Exercise prompt: Only lines with the word "name" are needed; collect each of them from the listing below.

* * * * * * * * *

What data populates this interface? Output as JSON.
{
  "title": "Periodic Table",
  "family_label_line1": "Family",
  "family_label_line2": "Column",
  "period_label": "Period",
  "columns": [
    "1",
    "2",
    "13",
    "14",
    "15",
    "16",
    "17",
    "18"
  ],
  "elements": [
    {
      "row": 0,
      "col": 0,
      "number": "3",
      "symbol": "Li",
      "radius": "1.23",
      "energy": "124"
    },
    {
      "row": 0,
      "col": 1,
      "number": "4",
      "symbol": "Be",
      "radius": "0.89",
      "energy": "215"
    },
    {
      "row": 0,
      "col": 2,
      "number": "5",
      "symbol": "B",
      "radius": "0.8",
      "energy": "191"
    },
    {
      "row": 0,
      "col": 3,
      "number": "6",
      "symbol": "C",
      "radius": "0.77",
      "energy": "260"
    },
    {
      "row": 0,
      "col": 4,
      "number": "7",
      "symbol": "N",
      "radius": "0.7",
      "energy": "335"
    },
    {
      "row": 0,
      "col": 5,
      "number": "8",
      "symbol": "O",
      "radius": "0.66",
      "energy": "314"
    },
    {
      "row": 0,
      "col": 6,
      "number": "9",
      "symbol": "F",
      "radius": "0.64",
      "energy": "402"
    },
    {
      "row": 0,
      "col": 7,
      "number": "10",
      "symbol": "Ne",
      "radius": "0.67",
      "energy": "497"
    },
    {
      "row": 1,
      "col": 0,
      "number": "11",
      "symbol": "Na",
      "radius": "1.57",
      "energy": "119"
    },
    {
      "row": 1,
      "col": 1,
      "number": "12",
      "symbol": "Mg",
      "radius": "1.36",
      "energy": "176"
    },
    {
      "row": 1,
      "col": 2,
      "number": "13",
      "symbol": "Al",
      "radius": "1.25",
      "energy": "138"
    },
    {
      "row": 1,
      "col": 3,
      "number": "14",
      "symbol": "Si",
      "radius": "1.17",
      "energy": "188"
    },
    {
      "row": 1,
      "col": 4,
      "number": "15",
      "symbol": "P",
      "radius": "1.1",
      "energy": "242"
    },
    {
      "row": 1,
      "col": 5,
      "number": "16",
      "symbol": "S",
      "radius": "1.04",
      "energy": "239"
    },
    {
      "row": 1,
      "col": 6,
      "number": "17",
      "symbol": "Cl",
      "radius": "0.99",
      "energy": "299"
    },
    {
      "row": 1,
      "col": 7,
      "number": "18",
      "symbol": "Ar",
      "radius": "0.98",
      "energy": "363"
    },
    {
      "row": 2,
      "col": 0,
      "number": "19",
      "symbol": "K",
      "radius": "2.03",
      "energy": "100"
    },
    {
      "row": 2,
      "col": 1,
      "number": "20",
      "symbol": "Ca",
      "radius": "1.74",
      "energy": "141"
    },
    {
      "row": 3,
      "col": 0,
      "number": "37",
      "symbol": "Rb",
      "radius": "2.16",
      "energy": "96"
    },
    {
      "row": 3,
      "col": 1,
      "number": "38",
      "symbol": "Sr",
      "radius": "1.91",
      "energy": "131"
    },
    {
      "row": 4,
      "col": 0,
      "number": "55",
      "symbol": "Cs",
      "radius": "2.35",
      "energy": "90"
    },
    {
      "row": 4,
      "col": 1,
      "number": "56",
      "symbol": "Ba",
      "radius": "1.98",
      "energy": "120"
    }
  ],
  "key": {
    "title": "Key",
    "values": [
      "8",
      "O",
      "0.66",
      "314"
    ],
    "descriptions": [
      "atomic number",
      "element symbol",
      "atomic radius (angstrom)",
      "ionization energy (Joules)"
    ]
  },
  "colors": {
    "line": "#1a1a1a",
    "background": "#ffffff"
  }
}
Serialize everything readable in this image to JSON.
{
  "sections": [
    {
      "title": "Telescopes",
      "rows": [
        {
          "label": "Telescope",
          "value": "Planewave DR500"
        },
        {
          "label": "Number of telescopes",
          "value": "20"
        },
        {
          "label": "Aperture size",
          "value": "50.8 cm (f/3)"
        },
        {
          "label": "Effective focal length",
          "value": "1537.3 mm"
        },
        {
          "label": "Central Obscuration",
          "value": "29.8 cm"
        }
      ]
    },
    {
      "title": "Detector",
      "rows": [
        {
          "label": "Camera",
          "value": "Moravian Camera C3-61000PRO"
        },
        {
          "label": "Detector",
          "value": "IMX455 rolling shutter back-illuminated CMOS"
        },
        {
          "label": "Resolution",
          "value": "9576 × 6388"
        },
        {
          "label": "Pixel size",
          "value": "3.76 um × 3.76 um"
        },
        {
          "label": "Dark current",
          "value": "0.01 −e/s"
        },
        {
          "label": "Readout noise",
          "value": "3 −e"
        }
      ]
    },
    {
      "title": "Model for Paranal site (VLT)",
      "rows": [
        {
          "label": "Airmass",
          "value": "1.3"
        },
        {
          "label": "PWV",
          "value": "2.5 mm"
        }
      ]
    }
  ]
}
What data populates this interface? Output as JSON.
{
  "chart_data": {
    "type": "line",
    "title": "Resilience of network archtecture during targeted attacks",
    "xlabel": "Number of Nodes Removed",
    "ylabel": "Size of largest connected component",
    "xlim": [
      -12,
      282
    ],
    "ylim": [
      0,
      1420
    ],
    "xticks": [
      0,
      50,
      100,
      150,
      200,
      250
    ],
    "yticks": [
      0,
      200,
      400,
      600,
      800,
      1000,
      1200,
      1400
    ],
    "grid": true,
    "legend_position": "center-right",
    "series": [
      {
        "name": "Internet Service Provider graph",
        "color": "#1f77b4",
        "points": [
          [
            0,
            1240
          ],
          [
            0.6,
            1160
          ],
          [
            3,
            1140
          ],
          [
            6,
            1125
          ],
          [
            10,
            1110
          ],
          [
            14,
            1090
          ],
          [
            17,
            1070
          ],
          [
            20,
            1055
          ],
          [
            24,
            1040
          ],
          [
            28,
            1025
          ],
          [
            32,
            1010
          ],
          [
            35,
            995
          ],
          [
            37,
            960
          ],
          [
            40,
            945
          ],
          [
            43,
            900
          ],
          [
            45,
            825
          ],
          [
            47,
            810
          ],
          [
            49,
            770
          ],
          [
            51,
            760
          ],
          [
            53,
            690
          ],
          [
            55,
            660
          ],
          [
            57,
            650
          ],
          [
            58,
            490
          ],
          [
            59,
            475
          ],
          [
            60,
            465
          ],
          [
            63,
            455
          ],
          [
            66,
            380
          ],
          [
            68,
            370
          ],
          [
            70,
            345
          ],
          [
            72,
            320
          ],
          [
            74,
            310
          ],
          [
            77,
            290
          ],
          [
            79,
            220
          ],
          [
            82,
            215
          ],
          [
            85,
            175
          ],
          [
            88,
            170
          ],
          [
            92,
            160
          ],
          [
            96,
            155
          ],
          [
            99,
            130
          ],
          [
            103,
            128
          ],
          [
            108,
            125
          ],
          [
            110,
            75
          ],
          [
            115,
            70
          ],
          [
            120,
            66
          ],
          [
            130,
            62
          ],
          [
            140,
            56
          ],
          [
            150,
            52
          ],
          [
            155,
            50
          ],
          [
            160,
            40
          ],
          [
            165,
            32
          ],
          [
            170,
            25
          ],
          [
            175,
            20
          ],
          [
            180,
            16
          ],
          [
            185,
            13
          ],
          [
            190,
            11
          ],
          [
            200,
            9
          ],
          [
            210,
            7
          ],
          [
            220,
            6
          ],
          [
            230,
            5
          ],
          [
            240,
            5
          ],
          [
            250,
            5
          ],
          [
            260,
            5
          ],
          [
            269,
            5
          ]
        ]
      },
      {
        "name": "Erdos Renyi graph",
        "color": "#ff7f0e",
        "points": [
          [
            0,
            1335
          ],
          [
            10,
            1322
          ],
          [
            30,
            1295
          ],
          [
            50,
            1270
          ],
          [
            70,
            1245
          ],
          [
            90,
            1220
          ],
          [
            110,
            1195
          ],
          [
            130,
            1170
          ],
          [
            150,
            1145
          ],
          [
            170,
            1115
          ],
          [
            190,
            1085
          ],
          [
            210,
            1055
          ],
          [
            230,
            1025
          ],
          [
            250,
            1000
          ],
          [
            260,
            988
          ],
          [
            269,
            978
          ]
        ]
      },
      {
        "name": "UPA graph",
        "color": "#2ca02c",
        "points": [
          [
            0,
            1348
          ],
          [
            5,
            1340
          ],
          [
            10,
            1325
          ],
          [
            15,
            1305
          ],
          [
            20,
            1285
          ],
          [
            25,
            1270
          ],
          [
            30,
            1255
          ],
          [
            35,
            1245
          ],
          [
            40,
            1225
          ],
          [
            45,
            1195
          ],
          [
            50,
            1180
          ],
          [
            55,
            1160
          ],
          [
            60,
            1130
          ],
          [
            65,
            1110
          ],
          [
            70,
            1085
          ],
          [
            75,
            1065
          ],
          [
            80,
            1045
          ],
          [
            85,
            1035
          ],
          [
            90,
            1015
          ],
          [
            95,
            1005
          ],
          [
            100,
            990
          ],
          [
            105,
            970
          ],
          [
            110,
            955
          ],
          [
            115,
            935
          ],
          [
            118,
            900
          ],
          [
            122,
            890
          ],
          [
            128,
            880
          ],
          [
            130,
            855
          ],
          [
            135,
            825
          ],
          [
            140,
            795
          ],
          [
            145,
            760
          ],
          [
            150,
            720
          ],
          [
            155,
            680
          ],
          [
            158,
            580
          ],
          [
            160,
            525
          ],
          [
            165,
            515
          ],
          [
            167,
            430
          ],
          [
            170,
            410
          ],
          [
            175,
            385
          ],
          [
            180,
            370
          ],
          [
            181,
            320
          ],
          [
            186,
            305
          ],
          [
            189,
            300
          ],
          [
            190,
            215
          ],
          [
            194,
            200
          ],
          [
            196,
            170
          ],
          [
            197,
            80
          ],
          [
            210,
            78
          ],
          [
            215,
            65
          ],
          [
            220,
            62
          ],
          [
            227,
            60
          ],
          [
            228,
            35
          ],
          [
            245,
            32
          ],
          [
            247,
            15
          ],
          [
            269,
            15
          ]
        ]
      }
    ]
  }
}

* * * * * * * * *

Answer:
        "name": "Internet Service Provider graph",
        "name": "Erdos Renyi graph",
        "name": "UPA graph",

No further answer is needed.